> [TASK INSTRUCTIONS] Using the material below, work out how many lines contain the word "structured". Reply with the number and nothing more.

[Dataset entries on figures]
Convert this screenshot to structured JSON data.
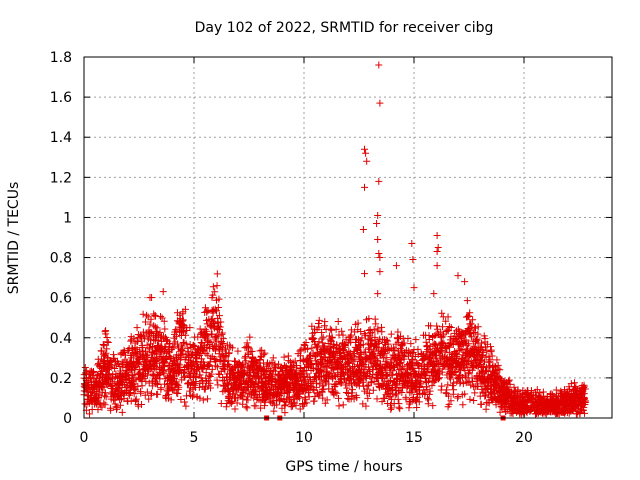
{
  "chart_data": {
    "type": "scatter",
    "title": "Day 102 of 2022, SRMTID for receiver cibg",
    "xlabel": "GPS time / hours",
    "ylabel": "SRMTID / TECUs",
    "xlim": [
      0,
      24
    ],
    "ylim": [
      0,
      1.8
    ],
    "xticks": [
      0,
      5,
      10,
      15,
      20
    ],
    "xtick_labels": [
      "0",
      "5",
      "10",
      "15",
      "20"
    ],
    "yticks": [
      0,
      0.2,
      0.4,
      0.6,
      0.8,
      1.0,
      1.2,
      1.4,
      1.6,
      1.8
    ],
    "ytick_labels": [
      "0",
      "0.2",
      "0.4",
      "0.6",
      "0.8",
      "1",
      "1.2",
      "1.4",
      "1.6",
      "1.8"
    ],
    "grid": true,
    "marker": "plus",
    "color": "#e00000",
    "series": [
      {
        "name": "SRMTID",
        "baseline_profile": [
          [
            0.0,
            0.15
          ],
          [
            0.5,
            0.14
          ],
          [
            1.0,
            0.25
          ],
          [
            1.5,
            0.15
          ],
          [
            2.0,
            0.22
          ],
          [
            2.5,
            0.27
          ],
          [
            3.0,
            0.35
          ],
          [
            3.5,
            0.3
          ],
          [
            4.0,
            0.22
          ],
          [
            4.5,
            0.38
          ],
          [
            5.0,
            0.22
          ],
          [
            5.5,
            0.32
          ],
          [
            6.0,
            0.42
          ],
          [
            6.5,
            0.22
          ],
          [
            7.0,
            0.18
          ],
          [
            7.5,
            0.23
          ],
          [
            8.0,
            0.2
          ],
          [
            8.5,
            0.16
          ],
          [
            9.0,
            0.16
          ],
          [
            9.5,
            0.17
          ],
          [
            10.0,
            0.2
          ],
          [
            10.5,
            0.27
          ],
          [
            11.0,
            0.27
          ],
          [
            11.5,
            0.27
          ],
          [
            12.0,
            0.25
          ],
          [
            12.5,
            0.28
          ],
          [
            13.0,
            0.3
          ],
          [
            13.5,
            0.25
          ],
          [
            14.0,
            0.25
          ],
          [
            14.5,
            0.25
          ],
          [
            15.0,
            0.2
          ],
          [
            15.5,
            0.25
          ],
          [
            16.0,
            0.3
          ],
          [
            16.5,
            0.28
          ],
          [
            17.0,
            0.3
          ],
          [
            17.5,
            0.32
          ],
          [
            18.0,
            0.25
          ],
          [
            18.5,
            0.2
          ],
          [
            19.0,
            0.12
          ],
          [
            19.5,
            0.08
          ],
          [
            20.0,
            0.07
          ],
          [
            20.5,
            0.07
          ],
          [
            21.0,
            0.06
          ],
          [
            21.5,
            0.07
          ],
          [
            22.0,
            0.08
          ],
          [
            22.5,
            0.1
          ],
          [
            22.8,
            0.11
          ]
        ],
        "notable_points": [
          [
            13.4,
            1.76
          ],
          [
            13.45,
            1.57
          ],
          [
            12.75,
            1.34
          ],
          [
            12.8,
            1.32
          ],
          [
            12.85,
            1.28
          ],
          [
            13.4,
            1.18
          ],
          [
            12.75,
            1.15
          ],
          [
            13.35,
            1.01
          ],
          [
            13.3,
            0.97
          ],
          [
            12.7,
            0.94
          ],
          [
            13.35,
            0.89
          ],
          [
            14.9,
            0.87
          ],
          [
            16.05,
            0.91
          ],
          [
            16.1,
            0.85
          ],
          [
            16.05,
            0.83
          ],
          [
            13.4,
            0.82
          ],
          [
            13.45,
            0.8
          ],
          [
            14.95,
            0.79
          ],
          [
            14.2,
            0.76
          ],
          [
            16.05,
            0.76
          ],
          [
            13.45,
            0.73
          ],
          [
            12.75,
            0.72
          ],
          [
            17.0,
            0.71
          ],
          [
            17.3,
            0.68
          ],
          [
            15.0,
            0.65
          ],
          [
            13.35,
            0.62
          ],
          [
            15.9,
            0.62
          ],
          [
            3.6,
            0.63
          ],
          [
            3.0,
            0.6
          ],
          [
            4.5,
            0.53
          ],
          [
            5.9,
            0.48
          ],
          [
            8.3,
            0.0
          ],
          [
            8.9,
            0.0
          ],
          [
            19.05,
            0.0
          ]
        ]
      }
    ]
  }
}
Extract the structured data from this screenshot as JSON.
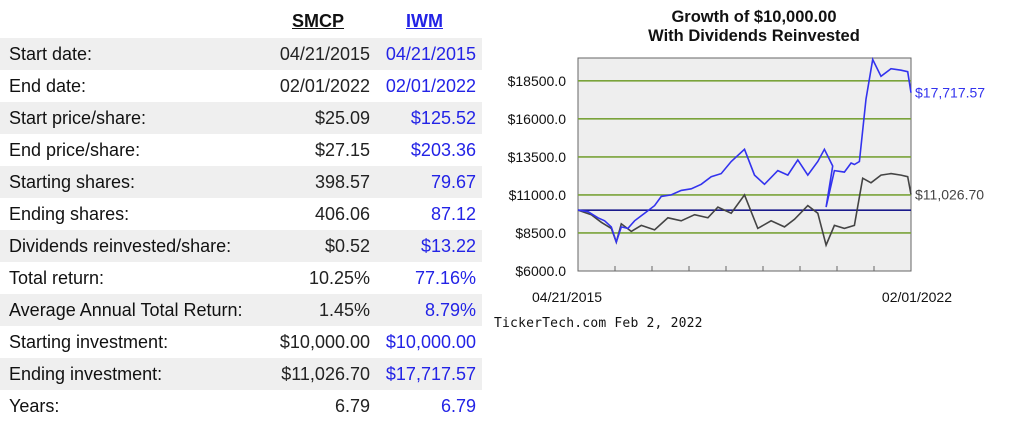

> [OUTPUT FOR THIS EXERCISE] 2